* [Data supplied]
* Start *
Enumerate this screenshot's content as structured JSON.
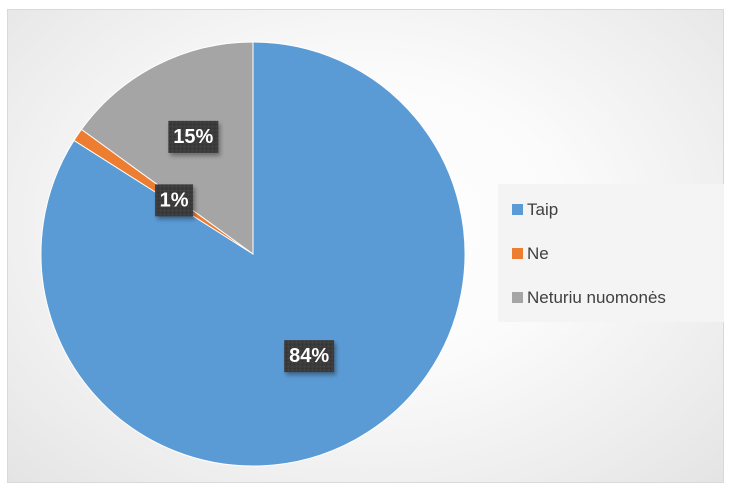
{
  "chart_data": {
    "type": "pie",
    "title": "",
    "categories": [
      "Taip",
      "Ne",
      "Neturiu nuomonės"
    ],
    "values": [
      84,
      1,
      15
    ],
    "labels": [
      "84%",
      "1%",
      "15%"
    ],
    "colors": [
      "#5b9bd5",
      "#ed7d31",
      "#a5a5a5"
    ],
    "start_angle_deg": 0,
    "direction": "clockwise",
    "legend_position": "right",
    "data_label_style": "dark-box-white-bold"
  }
}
* End *
* [Description of the task]
All of the material above needs to be restated exactly, with no pictures.

* [Task output]
Enumerate this screenshot's content as structured JSON.
{
  "chart_data": {
    "type": "pie",
    "title": "",
    "categories": [
      "Taip",
      "Ne",
      "Neturiu nuomonės"
    ],
    "values": [
      84,
      1,
      15
    ],
    "labels": [
      "84%",
      "1%",
      "15%"
    ],
    "colors": [
      "#5b9bd5",
      "#ed7d31",
      "#a5a5a5"
    ],
    "start_angle_deg": 0,
    "direction": "clockwise",
    "legend_position": "right",
    "data_label_style": "dark-box-white-bold"
  }
}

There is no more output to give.